_YOUR INSTRUCTIONS:_
From the line containing "Output a JSON" down to the final line of the entries below, quote every line verbatim. Exclude pictures.
* * * * * * * * *
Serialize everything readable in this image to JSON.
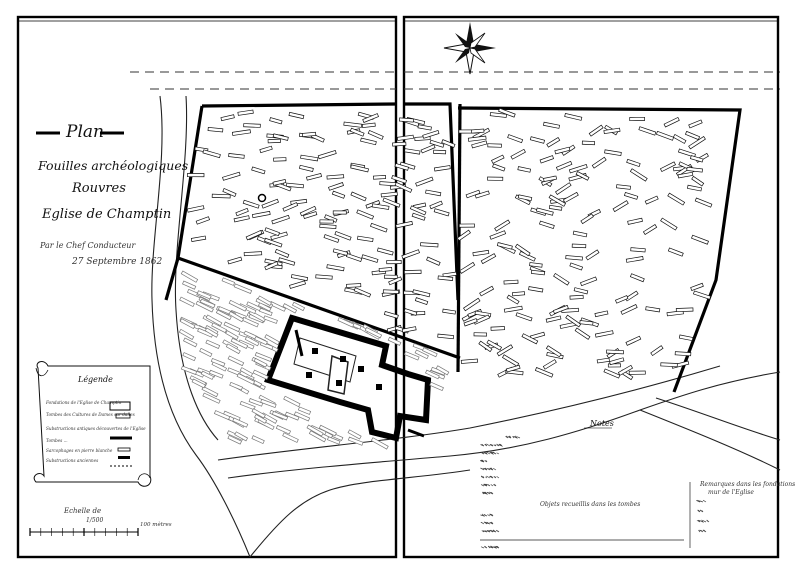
{
  "title_block": {
    "plan": "Plan",
    "fouilles": "Fouilles archéologiques",
    "village": "Rouvres",
    "eglise": "Eglise de Champtin",
    "author": "Par le Chef Conducteur",
    "date": "27 Septembre 1862"
  },
  "legend": {
    "title": "Légende",
    "lines": [
      "Fondations de l'Eglise de Champtin",
      "Tombes des Cultures de Dames sur dalles",
      "Substructions antiques découvertes de l'Eglise",
      "Tombes ...",
      "Sarcophages en pierre blanche",
      "Substructions anciennes"
    ]
  },
  "scale": {
    "title": "Echelle de",
    "unit": "1/500",
    "right_label": "100 mètres"
  },
  "notes": {
    "title": "Notes",
    "side_heading": "Remarques dans les fondations mur de l'Eglise",
    "subheading": "Objets recueillis dans les tombes"
  },
  "colors": {
    "ink": "#111111",
    "paper": "#ffffff",
    "frame": "#000000"
  }
}
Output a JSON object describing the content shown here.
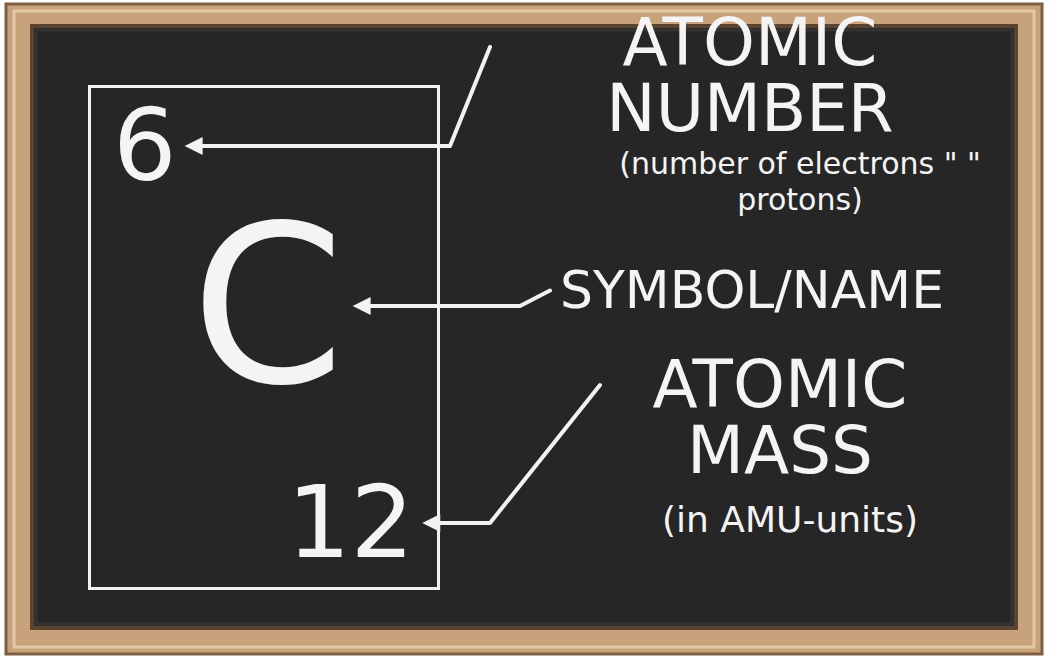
{
  "diagram": {
    "nodes": [
      {
        "text": [
          "6",
          "C",
          "12"
        ]
      }
    ],
    "labels": [
      "ATOMIC NUMBER",
      "(number of electrons \" \" protons)",
      "SYMBOL/NAME",
      "ATOMIC MASS",
      "(in AMU-units)"
    ]
  }
}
* * * * * * * * *
_REPLY TO THE TASK:_
Output a JSON object describing the content shown here.
{
  "diagram": {
    "nodes": [
      {
        "text": [
          "6",
          "C",
          "12"
        ]
      }
    ],
    "labels": [
      "ATOMIC NUMBER",
      "(number of electrons \" \" protons)",
      "SYMBOL/NAME",
      "ATOMIC MASS",
      "(in AMU-units)"
    ]
  }
}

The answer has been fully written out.